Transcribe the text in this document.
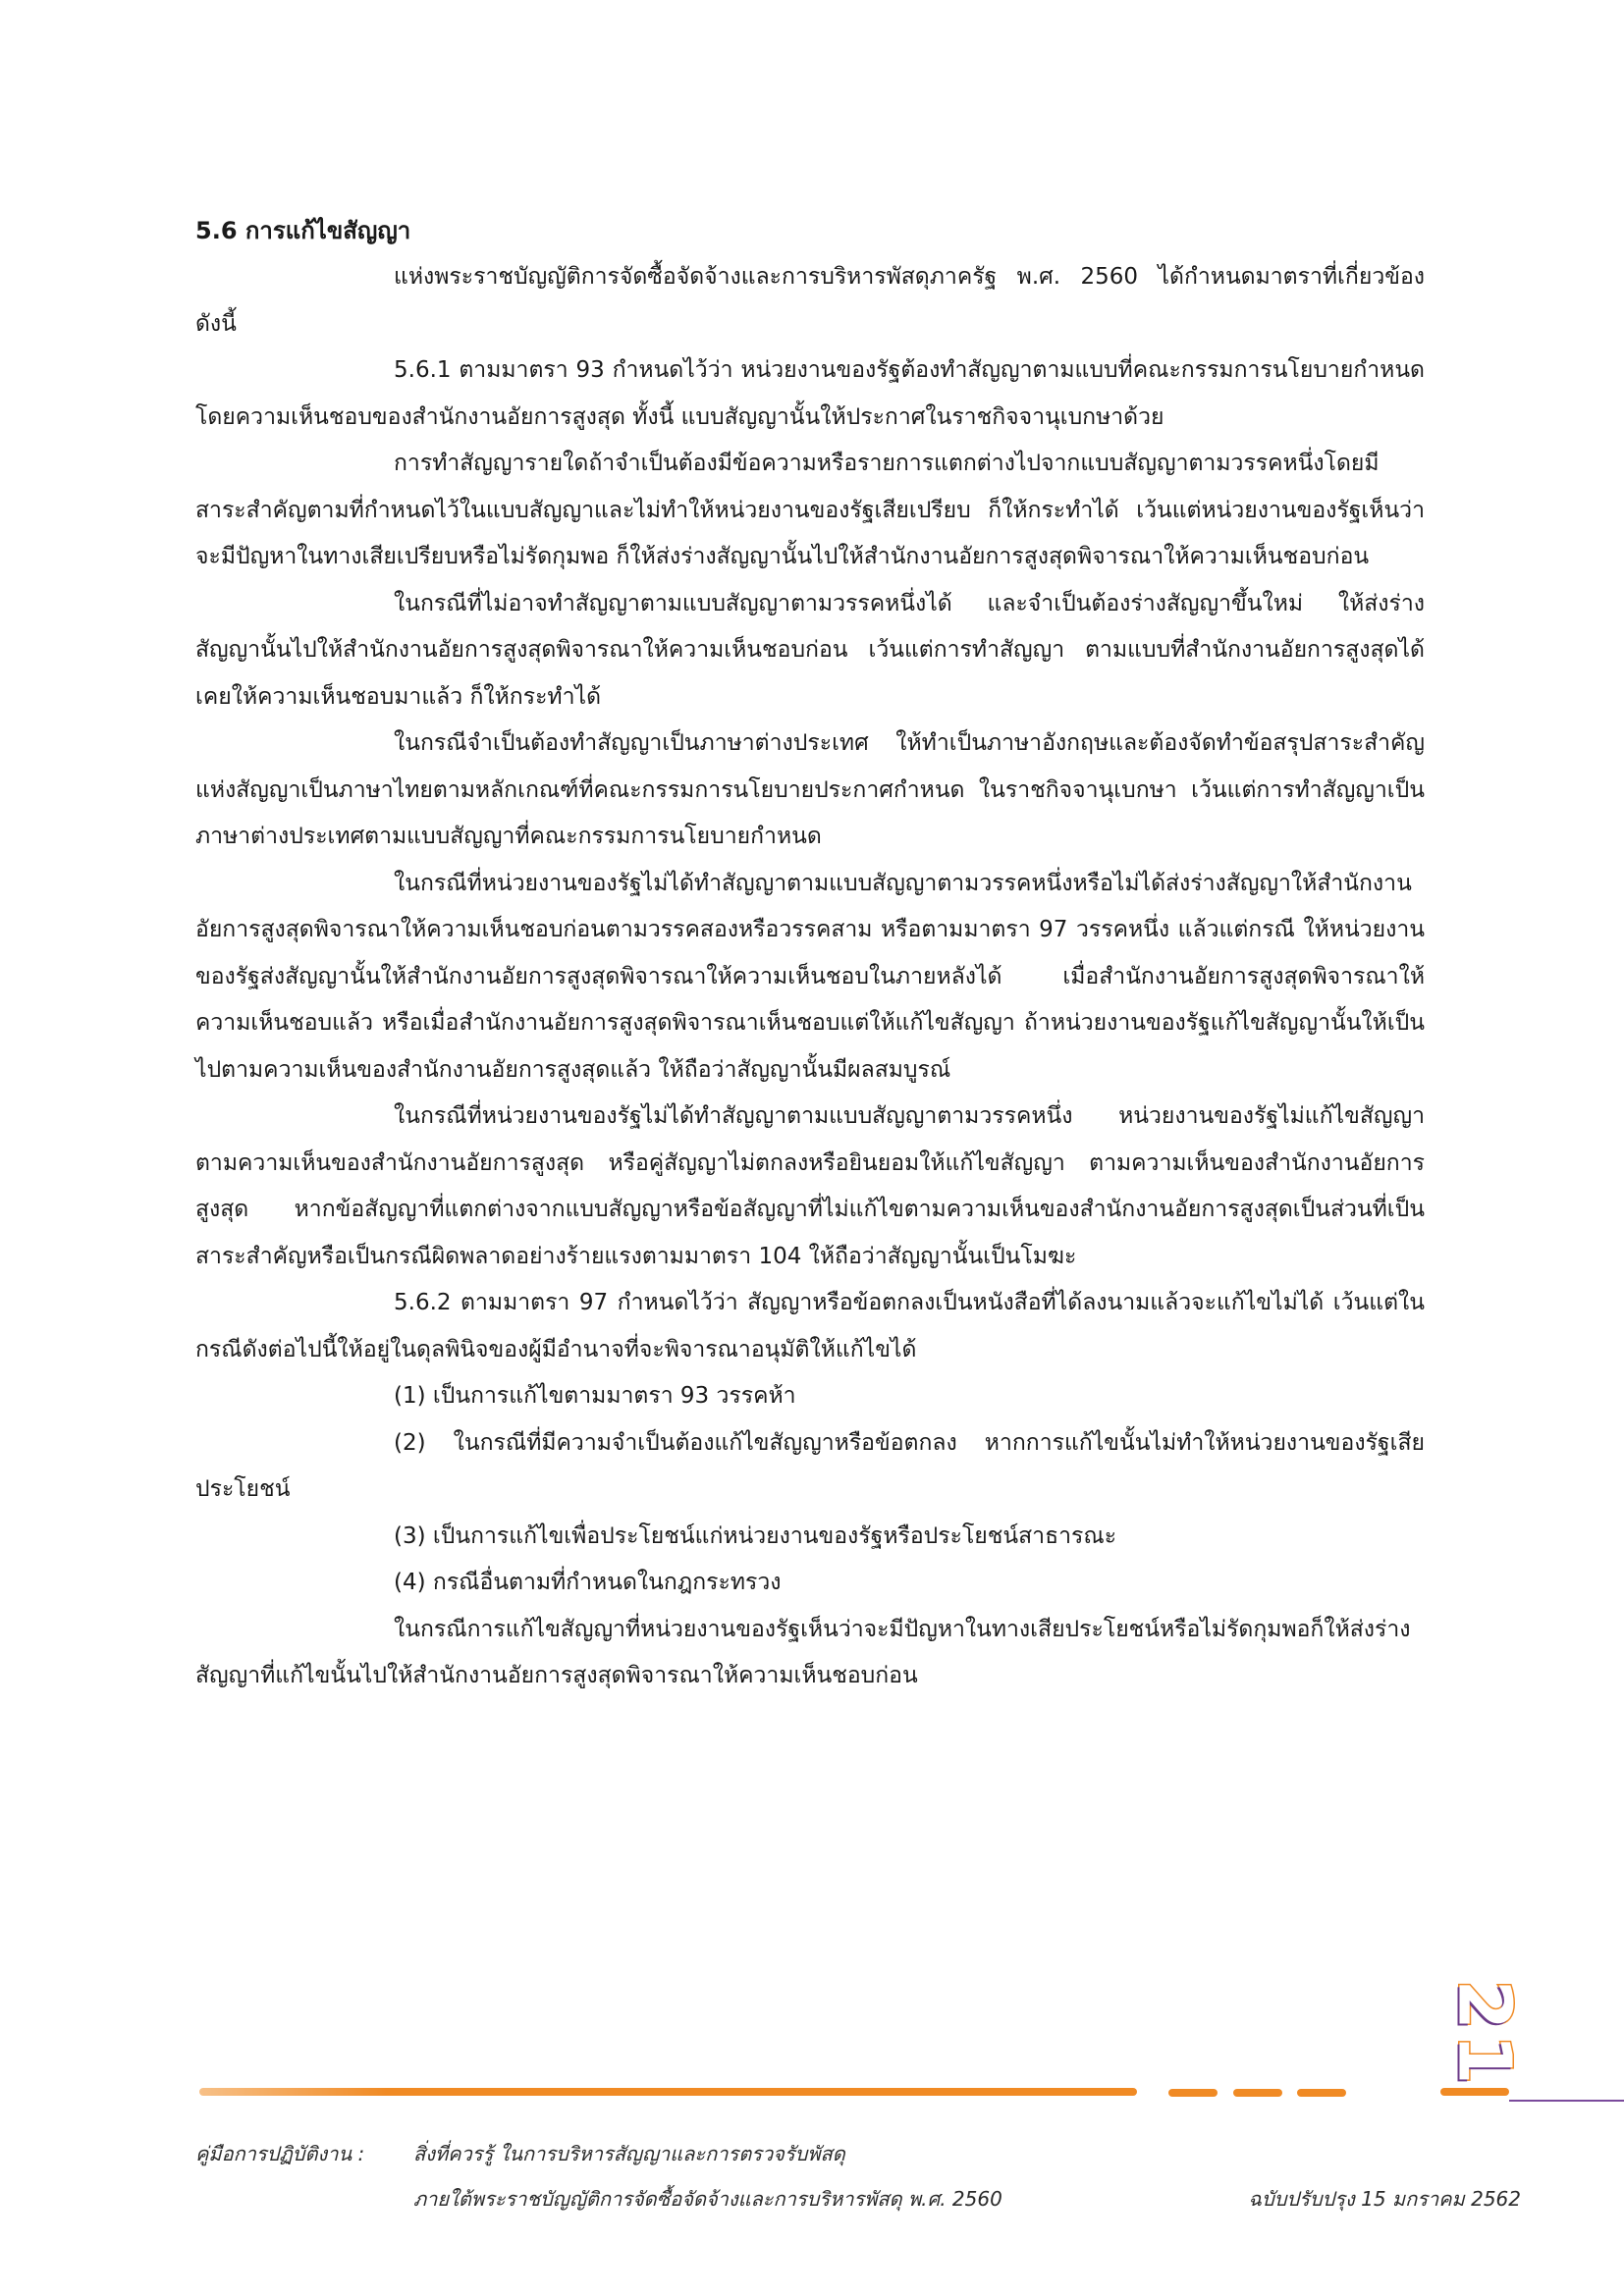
5.6 การแก้ไขสัญญา

แห่งพระราชบัญญัติการจัดซื้อจัดจ้างและการบริหารพัสดุภาครัฐ พ.ศ. 2560 ได้กำหนดมาตราที่เกี่ยวข้องดังนี้

5.6.1 ตามมาตรา 93 กำหนดไว้ว่า หน่วยงานของรัฐต้องทำสัญญาตามแบบที่คณะกรรมการนโยบายกำหนดโดยความเห็นชอบของสำนักงานอัยการสูงสุด ทั้งนี้ แบบสัญญานั้นให้ประกาศในราชกิจจานุเบกษาด้วย

การทำสัญญารายใดถ้าจำเป็นต้องมีข้อความหรือรายการแตกต่างไปจากแบบสัญญาตามวรรคหนึ่งโดยมีสาระสำคัญตามที่กำหนดไว้ในแบบสัญญาและไม่ทำให้หน่วยงานของรัฐเสียเปรียบ ก็ให้กระทำได้ เว้นแต่หน่วยงานของรัฐเห็นว่าจะมีปัญหาในทางเสียเปรียบหรือไม่รัดกุมพอ ก็ให้ส่งร่างสัญญานั้นไปให้สำนักงานอัยการสูงสุดพิจารณาให้ความเห็นชอบก่อน

ในกรณีที่ไม่อาจทำสัญญาตามแบบสัญญาตามวรรคหนึ่งได้ และจำเป็นต้องร่างสัญญาขึ้นใหม่ ให้ส่งร่างสัญญานั้นไปให้สำนักงานอัยการสูงสุดพิจารณาให้ความเห็นชอบก่อน เว้นแต่การทำสัญญา ตามแบบที่สำนักงานอัยการสูงสุดได้เคยให้ความเห็นชอบมาแล้ว ก็ให้กระทำได้

ในกรณีจำเป็นต้องทำสัญญาเป็นภาษาต่างประเทศ ให้ทำเป็นภาษาอังกฤษและต้องจัดทำข้อสรุปสาระสำคัญแห่งสัญญาเป็นภาษาไทยตามหลักเกณฑ์ที่คณะกรรมการนโยบายประกาศกำหนด ในราชกิจจานุเบกษา เว้นแต่การทำสัญญาเป็นภาษาต่างประเทศตามแบบสัญญาที่คณะกรรมการนโยบายกำหนด

ในกรณีที่หน่วยงานของรัฐไม่ได้ทำสัญญาตามแบบสัญญาตามวรรคหนึ่งหรือไม่ได้ส่งร่างสัญญาให้สำนักงานอัยการสูงสุดพิจารณาให้ความเห็นชอบก่อนตามวรรคสองหรือวรรคสาม หรือตามมาตรา 97 วรรคหนึ่ง แล้วแต่กรณี ให้หน่วยงานของรัฐส่งสัญญานั้นให้สำนักงานอัยการสูงสุดพิจารณาให้ความเห็นชอบในภายหลังได้ เมื่อสำนักงานอัยการสูงสุดพิจารณาให้ความเห็นชอบแล้ว หรือเมื่อสำนักงานอัยการสูงสุดพิจารณาเห็นชอบแต่ให้แก้ไขสัญญา ถ้าหน่วยงานของรัฐแก้ไขสัญญานั้นให้เป็นไปตามความเห็นของสำนักงานอัยการสูงสุดแล้ว ให้ถือว่าสัญญานั้นมีผลสมบูรณ์

ในกรณีที่หน่วยงานของรัฐไม่ได้ทำสัญญาตามแบบสัญญาตามวรรคหนึ่ง หน่วยงานของรัฐไม่แก้ไขสัญญาตามความเห็นของสำนักงานอัยการสูงสุด หรือคู่สัญญาไม่ตกลงหรือยินยอมให้แก้ไขสัญญา ตามความเห็นของสำนักงานอัยการสูงสุด หากข้อสัญญาที่แตกต่างจากแบบสัญญาหรือข้อสัญญาที่ไม่แก้ไขตามความเห็นของสำนักงานอัยการสูงสุดเป็นส่วนที่เป็นสาระสำคัญหรือเป็นกรณีผิดพลาดอย่างร้ายแรงตามมาตรา 104 ให้ถือว่าสัญญานั้นเป็นโมฆะ

5.6.2 ตามมาตรา 97 กำหนดไว้ว่า สัญญาหรือข้อตกลงเป็นหนังสือที่ได้ลงนามแล้วจะแก้ไขไม่ได้ เว้นแต่ในกรณีดังต่อไปนี้ให้อยู่ในดุลพินิจของผู้มีอำนาจที่จะพิจารณาอนุมัติให้แก้ไขได้

(1) เป็นการแก้ไขตามมาตรา 93 วรรคห้า

(2) ในกรณีที่มีความจำเป็นต้องแก้ไขสัญญาหรือข้อตกลง หากการแก้ไขนั้นไม่ทำให้หน่วยงานของรัฐเสียประโยชน์

(3) เป็นการแก้ไขเพื่อประโยชน์แก่หน่วยงานของรัฐหรือประโยชน์สาธารณะ

(4) กรณีอื่นตามที่กำหนดในกฎกระทรวง

ในกรณีการแก้ไขสัญญาที่หน่วยงานของรัฐเห็นว่าจะมีปัญหาในทางเสียประโยชน์หรือไม่รัดกุมพอก็ให้ส่งร่างสัญญาที่แก้ไขนั้นไปให้สำนักงานอัยการสูงสุดพิจารณาให้ความเห็นชอบก่อน

21
คู่มือการปฏิบัติงาน : สิ่งที่ควรรู้ ในการบริหารสัญญาและการตรวจรับพัสดุ
ภายใต้พระราชบัญญัติการจัดซื้อจัดจ้างและการบริหารพัสดุ พ.ศ. 2560	ฉบับปรับปรุง 15 มกราคม 2562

• Written request: Give the data again exactly as written, with all pictures left out.

• Answer to the exercise:
Transcribe the text in this document.
5.6 การแก้ไขสัญญา

แห่งพระราชบัญญัติการจัดซื้อจัดจ้างและการบริหารพัสดุภาครัฐ พ.ศ. 2560 ได้กำหนดมาตราที่เกี่ยวข้องดังนี้

5.6.1 ตามมาตรา 93 กำหนดไว้ว่า หน่วยงานของรัฐต้องทำสัญญาตามแบบที่คณะกรรมการนโยบายกำหนดโดยความเห็นชอบของสำนักงานอัยการสูงสุด ทั้งนี้ แบบสัญญานั้นให้ประกาศในราชกิจจานุเบกษาด้วย

การทำสัญญารายใดถ้าจำเป็นต้องมีข้อความหรือรายการแตกต่างไปจากแบบสัญญาตามวรรคหนึ่งโดยมีสาระสำคัญตามที่กำหนดไว้ในแบบสัญญาและไม่ทำให้หน่วยงานของรัฐเสียเปรียบ ก็ให้กระทำได้ เว้นแต่หน่วยงานของรัฐเห็นว่าจะมีปัญหาในทางเสียเปรียบหรือไม่รัดกุมพอ ก็ให้ส่งร่างสัญญานั้นไปให้สำนักงานอัยการสูงสุดพิจารณาให้ความเห็นชอบก่อน

ในกรณีที่ไม่อาจทำสัญญาตามแบบสัญญาตามวรรคหนึ่งได้ และจำเป็นต้องร่างสัญญาขึ้นใหม่ ให้ส่งร่างสัญญานั้นไปให้สำนักงานอัยการสูงสุดพิจารณาให้ความเห็นชอบก่อน เว้นแต่การทำสัญญา ตามแบบที่สำนักงานอัยการสูงสุดได้เคยให้ความเห็นชอบมาแล้ว ก็ให้กระทำได้

ในกรณีจำเป็นต้องทำสัญญาเป็นภาษาต่างประเทศ ให้ทำเป็นภาษาอังกฤษและต้องจัดทำข้อสรุปสาระสำคัญแห่งสัญญาเป็นภาษาไทยตามหลักเกณฑ์ที่คณะกรรมการนโยบายประกาศกำหนด ในราชกิจจานุเบกษา เว้นแต่การทำสัญญาเป็นภาษาต่างประเทศตามแบบสัญญาที่คณะกรรมการนโยบายกำหนด

ในกรณีที่หน่วยงานของรัฐไม่ได้ทำสัญญาตามแบบสัญญาตามวรรคหนึ่งหรือไม่ได้ส่งร่างสัญญาให้สำนักงานอัยการสูงสุดพิจารณาให้ความเห็นชอบก่อนตามวรรคสองหรือวรรคสาม หรือตามมาตรา 97 วรรคหนึ่ง แล้วแต่กรณี ให้หน่วยงานของรัฐส่งสัญญานั้นให้สำนักงานอัยการสูงสุดพิจารณาให้ความเห็นชอบในภายหลังได้ เมื่อสำนักงานอัยการสูงสุดพิจารณาให้ความเห็นชอบแล้ว หรือเมื่อสำนักงานอัยการสูงสุดพิจารณาเห็นชอบแต่ให้แก้ไขสัญญา ถ้าหน่วยงานของรัฐแก้ไขสัญญานั้นให้เป็นไปตามความเห็นของสำนักงานอัยการสูงสุดแล้ว ให้ถือว่าสัญญานั้นมีผลสมบูรณ์

ในกรณีที่หน่วยงานของรัฐไม่ได้ทำสัญญาตามแบบสัญญาตามวรรคหนึ่ง หน่วยงานของรัฐไม่แก้ไขสัญญาตามความเห็นของสำนักงานอัยการสูงสุด หรือคู่สัญญาไม่ตกลงหรือยินยอมให้แก้ไขสัญญา ตามความเห็นของสำนักงานอัยการสูงสุด หากข้อสัญญาที่แตกต่างจากแบบสัญญาหรือข้อสัญญาที่ไม่แก้ไขตามความเห็นของสำนักงานอัยการสูงสุดเป็นส่วนที่เป็นสาระสำคัญหรือเป็นกรณีผิดพลาดอย่างร้ายแรงตามมาตรา 104 ให้ถือว่าสัญญานั้นเป็นโมฆะ

5.6.2 ตามมาตรา 97 กำหนดไว้ว่า สัญญาหรือข้อตกลงเป็นหนังสือที่ได้ลงนามแล้วจะแก้ไขไม่ได้ เว้นแต่ในกรณีดังต่อไปนี้ให้อยู่ในดุลพินิจของผู้มีอำนาจที่จะพิจารณาอนุมัติให้แก้ไขได้

(1) เป็นการแก้ไขตามมาตรา 93 วรรคห้า

(2) ในกรณีที่มีความจำเป็นต้องแก้ไขสัญญาหรือข้อตกลง หากการแก้ไขนั้นไม่ทำให้หน่วยงานของรัฐเสียประโยชน์

(3) เป็นการแก้ไขเพื่อประโยชน์แก่หน่วยงานของรัฐหรือประโยชน์สาธารณะ

(4) กรณีอื่นตามที่กำหนดในกฎกระทรวง

ในกรณีการแก้ไขสัญญาที่หน่วยงานของรัฐเห็นว่าจะมีปัญหาในทางเสียประโยชน์หรือไม่รัดกุมพอก็ให้ส่งร่างสัญญาที่แก้ไขนั้นไปให้สำนักงานอัยการสูงสุดพิจารณาให้ความเห็นชอบก่อน

21
คู่มือการปฏิบัติงาน : สิ่งที่ควรรู้ ในการบริหารสัญญาและการตรวจรับพัสดุ
ภายใต้พระราชบัญญัติการจัดซื้อจัดจ้างและการบริหารพัสดุ พ.ศ. 2560	ฉบับปรับปรุง 15 มกราคม 2562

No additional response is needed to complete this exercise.